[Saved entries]
--- Begin ---

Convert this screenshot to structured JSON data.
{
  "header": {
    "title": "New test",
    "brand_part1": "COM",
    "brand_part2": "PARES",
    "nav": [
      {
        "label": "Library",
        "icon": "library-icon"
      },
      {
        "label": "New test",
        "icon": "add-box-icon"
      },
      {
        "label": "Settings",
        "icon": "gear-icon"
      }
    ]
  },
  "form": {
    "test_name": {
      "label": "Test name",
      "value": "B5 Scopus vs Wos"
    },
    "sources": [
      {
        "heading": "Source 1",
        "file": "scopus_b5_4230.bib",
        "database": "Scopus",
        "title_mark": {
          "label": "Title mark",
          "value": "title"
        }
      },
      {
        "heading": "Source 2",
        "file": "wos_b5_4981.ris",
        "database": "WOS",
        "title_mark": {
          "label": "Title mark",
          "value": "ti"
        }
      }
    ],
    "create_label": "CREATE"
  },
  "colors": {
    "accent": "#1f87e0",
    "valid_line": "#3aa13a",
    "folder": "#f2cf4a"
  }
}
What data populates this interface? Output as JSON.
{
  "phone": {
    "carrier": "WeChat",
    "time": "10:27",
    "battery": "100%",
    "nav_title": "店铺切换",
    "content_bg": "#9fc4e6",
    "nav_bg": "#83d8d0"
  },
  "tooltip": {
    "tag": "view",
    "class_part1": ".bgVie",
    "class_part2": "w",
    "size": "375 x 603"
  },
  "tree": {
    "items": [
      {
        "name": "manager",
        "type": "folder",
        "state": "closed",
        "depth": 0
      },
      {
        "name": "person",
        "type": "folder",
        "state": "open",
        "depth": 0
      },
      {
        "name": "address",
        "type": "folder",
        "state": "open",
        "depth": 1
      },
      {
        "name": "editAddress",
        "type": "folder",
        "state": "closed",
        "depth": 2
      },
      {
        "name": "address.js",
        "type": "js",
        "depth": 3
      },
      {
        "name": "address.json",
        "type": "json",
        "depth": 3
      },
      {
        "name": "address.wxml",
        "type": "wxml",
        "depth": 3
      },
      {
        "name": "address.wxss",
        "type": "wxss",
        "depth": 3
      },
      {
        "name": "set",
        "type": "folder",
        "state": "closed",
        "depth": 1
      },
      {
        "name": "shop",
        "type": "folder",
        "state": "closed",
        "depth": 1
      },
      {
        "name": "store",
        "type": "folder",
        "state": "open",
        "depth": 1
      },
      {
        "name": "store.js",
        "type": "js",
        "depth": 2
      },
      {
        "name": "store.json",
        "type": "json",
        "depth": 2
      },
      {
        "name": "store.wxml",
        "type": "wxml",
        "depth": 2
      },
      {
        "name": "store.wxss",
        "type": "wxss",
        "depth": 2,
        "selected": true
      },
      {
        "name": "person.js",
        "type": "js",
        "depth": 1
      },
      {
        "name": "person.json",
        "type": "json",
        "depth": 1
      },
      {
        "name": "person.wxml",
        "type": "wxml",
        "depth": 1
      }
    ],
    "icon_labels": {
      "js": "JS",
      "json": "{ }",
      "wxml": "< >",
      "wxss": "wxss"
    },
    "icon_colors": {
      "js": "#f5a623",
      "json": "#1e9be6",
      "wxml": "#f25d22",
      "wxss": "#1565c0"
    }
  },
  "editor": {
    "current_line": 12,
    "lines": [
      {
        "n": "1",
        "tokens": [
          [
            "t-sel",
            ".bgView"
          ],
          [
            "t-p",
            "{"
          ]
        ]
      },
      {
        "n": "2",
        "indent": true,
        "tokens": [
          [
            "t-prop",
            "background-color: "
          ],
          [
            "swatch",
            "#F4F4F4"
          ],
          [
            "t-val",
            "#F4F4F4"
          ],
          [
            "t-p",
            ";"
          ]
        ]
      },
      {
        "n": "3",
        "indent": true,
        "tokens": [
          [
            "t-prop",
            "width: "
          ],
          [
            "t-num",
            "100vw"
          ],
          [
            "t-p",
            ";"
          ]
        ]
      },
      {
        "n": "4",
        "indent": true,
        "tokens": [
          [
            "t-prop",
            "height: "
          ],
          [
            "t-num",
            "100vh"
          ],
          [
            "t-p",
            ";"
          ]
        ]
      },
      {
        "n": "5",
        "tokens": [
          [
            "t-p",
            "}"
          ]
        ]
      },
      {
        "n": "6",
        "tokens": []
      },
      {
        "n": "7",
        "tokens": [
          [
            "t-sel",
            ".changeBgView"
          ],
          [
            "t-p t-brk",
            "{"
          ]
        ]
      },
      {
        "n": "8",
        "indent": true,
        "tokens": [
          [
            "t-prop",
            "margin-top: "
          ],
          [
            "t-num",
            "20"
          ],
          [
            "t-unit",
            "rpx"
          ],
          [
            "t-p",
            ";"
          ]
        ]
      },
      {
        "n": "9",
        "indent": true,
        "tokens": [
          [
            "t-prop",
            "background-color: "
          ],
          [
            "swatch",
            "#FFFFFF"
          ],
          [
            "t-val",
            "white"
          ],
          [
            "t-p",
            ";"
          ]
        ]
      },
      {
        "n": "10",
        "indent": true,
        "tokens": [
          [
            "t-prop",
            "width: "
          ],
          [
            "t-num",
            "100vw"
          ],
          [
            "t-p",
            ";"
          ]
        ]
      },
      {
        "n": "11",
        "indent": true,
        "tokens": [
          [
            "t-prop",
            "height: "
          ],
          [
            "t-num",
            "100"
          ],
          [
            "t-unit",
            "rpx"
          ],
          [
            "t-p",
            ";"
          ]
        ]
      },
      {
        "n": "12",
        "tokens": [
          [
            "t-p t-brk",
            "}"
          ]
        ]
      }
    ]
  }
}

--- End ---

# What you are asked to do
Output every entry shown above, exactly.

# Solution to this problem
Convert this screenshot to structured JSON data.
{
  "header": {
    "title": "New test",
    "brand_part1": "COM",
    "brand_part2": "PARES",
    "nav": [
      {
        "label": "Library",
        "icon": "library-icon"
      },
      {
        "label": "New test",
        "icon": "add-box-icon"
      },
      {
        "label": "Settings",
        "icon": "gear-icon"
      }
    ]
  },
  "form": {
    "test_name": {
      "label": "Test name",
      "value": "B5 Scopus vs Wos"
    },
    "sources": [
      {
        "heading": "Source 1",
        "file": "scopus_b5_4230.bib",
        "database": "Scopus",
        "title_mark": {
          "label": "Title mark",
          "value": "title"
        }
      },
      {
        "heading": "Source 2",
        "file": "wos_b5_4981.ris",
        "database": "WOS",
        "title_mark": {
          "label": "Title mark",
          "value": "ti"
        }
      }
    ],
    "create_label": "CREATE"
  },
  "colors": {
    "accent": "#1f87e0",
    "valid_line": "#3aa13a",
    "folder": "#f2cf4a"
  }
}
What data populates this interface? Output as JSON.
{
  "phone": {
    "carrier": "WeChat",
    "time": "10:27",
    "battery": "100%",
    "nav_title": "店铺切换",
    "content_bg": "#9fc4e6",
    "nav_bg": "#83d8d0"
  },
  "tooltip": {
    "tag": "view",
    "class_part1": ".bgVie",
    "class_part2": "w",
    "size": "375 x 603"
  },
  "tree": {
    "items": [
      {
        "name": "manager",
        "type": "folder",
        "state": "closed",
        "depth": 0
      },
      {
        "name": "person",
        "type": "folder",
        "state": "open",
        "depth": 0
      },
      {
        "name": "address",
        "type": "folder",
        "state": "open",
        "depth": 1
      },
      {
        "name": "editAddress",
        "type": "folder",
        "state": "closed",
        "depth": 2
      },
      {
        "name": "address.js",
        "type": "js",
        "depth": 3
      },
      {
        "name": "address.json",
        "type": "json",
        "depth": 3
      },
      {
        "name": "address.wxml",
        "type": "wxml",
        "depth": 3
      },
      {
        "name": "address.wxss",
        "type": "wxss",
        "depth": 3
      },
      {
        "name": "set",
        "type": "folder",
        "state": "closed",
        "depth": 1
      },
      {
        "name": "shop",
        "type": "folder",
        "state": "closed",
        "depth": 1
      },
      {
        "name": "store",
        "type": "folder",
        "state": "open",
        "depth": 1
      },
      {
        "name": "store.js",
        "type": "js",
        "depth": 2
      },
      {
        "name": "store.json",
        "type": "json",
        "depth": 2
      },
      {
        "name": "store.wxml",
        "type": "wxml",
        "depth": 2
      },
      {
        "name": "store.wxss",
        "type": "wxss",
        "depth": 2,
        "selected": true
      },
      {
        "name": "person.js",
        "type": "js",
        "depth": 1
      },
      {
        "name": "person.json",
        "type": "json",
        "depth": 1
      },
      {
        "name": "person.wxml",
        "type": "wxml",
        "depth": 1
      }
    ],
    "icon_labels": {
      "js": "JS",
      "json": "{ }",
      "wxml": "< >",
      "wxss": "wxss"
    },
    "icon_colors": {
      "js": "#f5a623",
      "json": "#1e9be6",
      "wxml": "#f25d22",
      "wxss": "#1565c0"
    }
  },
  "editor": {
    "current_line": 12,
    "lines": [
      {
        "n": "1",
        "tokens": [
          [
            "t-sel",
            ".bgView"
          ],
          [
            "t-p",
            "{"
          ]
        ]
      },
      {
        "n": "2",
        "indent": true,
        "tokens": [
          [
            "t-prop",
            "background-color: "
          ],
          [
            "swatch",
            "#F4F4F4"
          ],
          [
            "t-val",
            "#F4F4F4"
          ],
          [
            "t-p",
            ";"
          ]
        ]
      },
      {
        "n": "3",
        "indent": true,
        "tokens": [
          [
            "t-prop",
            "width: "
          ],
          [
            "t-num",
            "100vw"
          ],
          [
            "t-p",
            ";"
          ]
        ]
      },
      {
        "n": "4",
        "indent": true,
        "tokens": [
          [
            "t-prop",
            "height: "
          ],
          [
            "t-num",
            "100vh"
          ],
          [
            "t-p",
            ";"
          ]
        ]
      },
      {
        "n": "5",
        "tokens": [
          [
            "t-p",
            "}"
          ]
        ]
      },
      {
        "n": "6",
        "tokens": []
      },
      {
        "n": "7",
        "tokens": [
          [
            "t-sel",
            ".changeBgView"
          ],
          [
            "t-p t-brk",
            "{"
          ]
        ]
      },
      {
        "n": "8",
        "indent": true,
        "tokens": [
          [
            "t-prop",
            "margin-top: "
          ],
          [
            "t-num",
            "20"
          ],
          [
            "t-unit",
            "rpx"
          ],
          [
            "t-p",
            ";"
          ]
        ]
      },
      {
        "n": "9",
        "indent": true,
        "tokens": [
          [
            "t-prop",
            "background-color: "
          ],
          [
            "swatch",
            "#FFFFFF"
          ],
          [
            "t-val",
            "white"
          ],
          [
            "t-p",
            ";"
          ]
        ]
      },
      {
        "n": "10",
        "indent": true,
        "tokens": [
          [
            "t-prop",
            "width: "
          ],
          [
            "t-num",
            "100vw"
          ],
          [
            "t-p",
            ";"
          ]
        ]
      },
      {
        "n": "11",
        "indent": true,
        "tokens": [
          [
            "t-prop",
            "height: "
          ],
          [
            "t-num",
            "100"
          ],
          [
            "t-unit",
            "rpx"
          ],
          [
            "t-p",
            ";"
          ]
        ]
      },
      {
        "n": "12",
        "tokens": [
          [
            "t-p t-brk",
            "}"
          ]
        ]
      }
    ]
  }
}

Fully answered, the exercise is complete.